■ TASK
Are you able to retype all the records below exactly?

◆ ◆ ◆ ◆

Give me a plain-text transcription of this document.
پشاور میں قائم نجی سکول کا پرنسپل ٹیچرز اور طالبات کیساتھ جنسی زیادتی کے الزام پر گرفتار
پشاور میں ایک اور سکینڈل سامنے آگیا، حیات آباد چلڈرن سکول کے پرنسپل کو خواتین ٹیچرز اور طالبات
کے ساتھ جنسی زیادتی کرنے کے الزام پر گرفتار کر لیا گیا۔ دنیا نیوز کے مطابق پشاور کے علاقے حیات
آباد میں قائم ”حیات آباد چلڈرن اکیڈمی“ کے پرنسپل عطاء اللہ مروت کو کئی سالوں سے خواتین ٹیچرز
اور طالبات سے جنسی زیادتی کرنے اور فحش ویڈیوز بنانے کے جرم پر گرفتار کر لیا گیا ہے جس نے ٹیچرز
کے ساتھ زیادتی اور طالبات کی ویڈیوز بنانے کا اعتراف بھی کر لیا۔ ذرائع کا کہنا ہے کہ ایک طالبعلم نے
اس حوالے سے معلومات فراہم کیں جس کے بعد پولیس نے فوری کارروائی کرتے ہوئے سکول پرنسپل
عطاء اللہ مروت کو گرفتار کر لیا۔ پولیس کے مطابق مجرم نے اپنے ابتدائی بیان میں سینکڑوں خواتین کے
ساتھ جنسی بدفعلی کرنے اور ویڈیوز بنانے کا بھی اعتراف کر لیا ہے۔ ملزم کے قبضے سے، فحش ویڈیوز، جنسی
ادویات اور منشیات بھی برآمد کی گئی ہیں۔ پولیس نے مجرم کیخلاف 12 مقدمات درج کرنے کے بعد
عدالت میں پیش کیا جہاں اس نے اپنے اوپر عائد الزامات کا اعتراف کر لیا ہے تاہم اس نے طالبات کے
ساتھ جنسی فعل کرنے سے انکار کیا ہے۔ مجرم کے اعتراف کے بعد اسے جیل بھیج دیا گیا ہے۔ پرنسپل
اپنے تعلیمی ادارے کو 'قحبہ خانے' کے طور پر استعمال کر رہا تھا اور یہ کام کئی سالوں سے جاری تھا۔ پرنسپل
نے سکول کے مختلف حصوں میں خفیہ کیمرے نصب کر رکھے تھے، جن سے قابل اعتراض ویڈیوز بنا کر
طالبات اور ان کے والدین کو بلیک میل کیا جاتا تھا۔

◆ ◆ ◆ ◆

■ COMPLETE RESPONSE
Give me a plain-text transcription of this document.
پشاور میں قائم نجی سکول کا پرنسپل ٹیچرز اور طالبات کیساتھ جنسی زیادتی کے الزام پر گرفتار
پشاور میں ایک اور سکینڈل سامنے آگیا، حیات آباد چلڈرن سکول کے پرنسپل کو خواتین ٹیچرز اور طالبات
کے ساتھ جنسی زیادتی کرنے کے الزام پر گرفتار کر لیا گیا۔ دنیا نیوز کے مطابق پشاور کے علاقے حیات
آباد میں قائم ”حیات آباد چلڈرن اکیڈمی“ کے پرنسپل عطاء اللہ مروت کو کئی سالوں سے خواتین ٹیچرز
اور طالبات سے جنسی زیادتی کرنے اور فحش ویڈیوز بنانے کے جرم پر گرفتار کر لیا گیا ہے جس نے ٹیچرز
کے ساتھ زیادتی اور طالبات کی ویڈیوز بنانے کا اعتراف بھی کر لیا۔ ذرائع کا کہنا ہے کہ ایک طالبعلم نے
اس حوالے سے معلومات فراہم کیں جس کے بعد پولیس نے فوری کارروائی کرتے ہوئے سکول پرنسپل
عطاء اللہ مروت کو گرفتار کر لیا۔ پولیس کے مطابق مجرم نے اپنے ابتدائی بیان میں سینکڑوں خواتین کے
ساتھ جنسی بدفعلی کرنے اور ویڈیوز بنانے کا بھی اعتراف کر لیا ہے۔ ملزم کے قبضے سے، فحش ویڈیوز، جنسی
ادویات اور منشیات بھی برآمد کی گئی ہیں۔ پولیس نے مجرم کیخلاف 12 مقدمات درج کرنے کے بعد
عدالت میں پیش کیا جہاں اس نے اپنے اوپر عائد الزامات کا اعتراف کر لیا ہے تاہم اس نے طالبات کے
ساتھ جنسی فعل کرنے سے انکار کیا ہے۔ مجرم کے اعتراف کے بعد اسے جیل بھیج دیا گیا ہے۔ پرنسپل
اپنے تعلیمی ادارے کو 'قحبہ خانے' کے طور پر استعمال کر رہا تھا اور یہ کام کئی سالوں سے جاری تھا۔ پرنسپل
نے سکول کے مختلف حصوں میں خفیہ کیمرے نصب کر رکھے تھے، جن سے قابل اعتراض ویڈیوز بنا کر
طالبات اور ان کے والدین کو بلیک میل کیا جاتا تھا۔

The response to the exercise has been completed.